__SET PROBLEM__.
Gather up the lines with the word "approaching" in them.

--- Start of DATA PROVIDED ---

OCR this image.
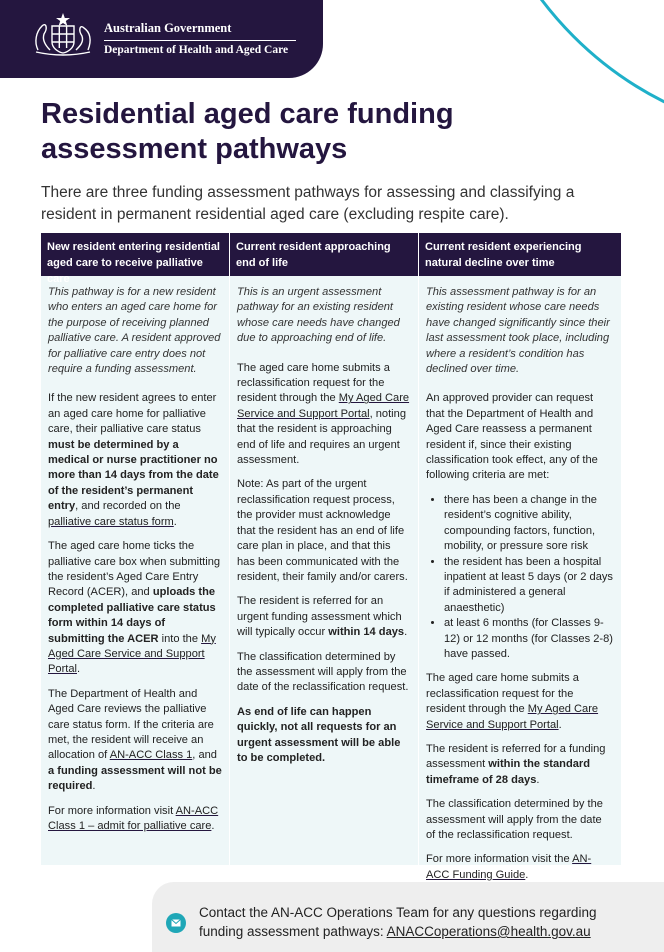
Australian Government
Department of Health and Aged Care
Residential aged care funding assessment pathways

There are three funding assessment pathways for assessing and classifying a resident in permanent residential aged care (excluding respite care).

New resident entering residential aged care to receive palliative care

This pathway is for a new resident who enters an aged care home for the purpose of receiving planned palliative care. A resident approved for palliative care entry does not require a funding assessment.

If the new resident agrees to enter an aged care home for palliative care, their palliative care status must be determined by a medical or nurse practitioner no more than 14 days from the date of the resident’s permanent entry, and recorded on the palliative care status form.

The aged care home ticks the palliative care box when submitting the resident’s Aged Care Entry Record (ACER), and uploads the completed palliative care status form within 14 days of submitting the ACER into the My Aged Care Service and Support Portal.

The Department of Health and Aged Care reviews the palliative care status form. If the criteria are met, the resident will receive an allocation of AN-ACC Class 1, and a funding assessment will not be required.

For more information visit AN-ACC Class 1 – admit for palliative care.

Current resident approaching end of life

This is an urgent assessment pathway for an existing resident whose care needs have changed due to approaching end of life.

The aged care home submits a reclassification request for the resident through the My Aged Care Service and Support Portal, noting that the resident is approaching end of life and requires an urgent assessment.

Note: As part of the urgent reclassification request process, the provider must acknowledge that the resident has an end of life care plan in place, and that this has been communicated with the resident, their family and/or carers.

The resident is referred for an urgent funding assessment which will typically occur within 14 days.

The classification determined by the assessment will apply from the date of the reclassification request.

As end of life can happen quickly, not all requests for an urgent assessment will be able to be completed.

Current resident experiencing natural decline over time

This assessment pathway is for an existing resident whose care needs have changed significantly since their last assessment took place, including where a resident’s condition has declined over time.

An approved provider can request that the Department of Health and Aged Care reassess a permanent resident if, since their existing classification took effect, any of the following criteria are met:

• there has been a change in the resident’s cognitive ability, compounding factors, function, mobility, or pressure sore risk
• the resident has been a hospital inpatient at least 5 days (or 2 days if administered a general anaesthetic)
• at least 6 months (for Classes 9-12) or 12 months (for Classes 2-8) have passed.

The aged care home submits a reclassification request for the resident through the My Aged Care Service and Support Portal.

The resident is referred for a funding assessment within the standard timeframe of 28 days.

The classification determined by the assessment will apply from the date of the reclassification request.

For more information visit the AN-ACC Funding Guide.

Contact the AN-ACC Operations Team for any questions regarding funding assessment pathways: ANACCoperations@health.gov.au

--- End of DATA PROVIDED ---

__WORKED SOLUTION__.
Current resident approaching end of life
This is an urgent assessment pathway for an existing resident whose care needs have changed due to approaching end of life.
The aged care home submits a reclassification request for the resident through the My Aged Care Service and Support Portal, noting that the resident is approaching end of life and requires an urgent assessment.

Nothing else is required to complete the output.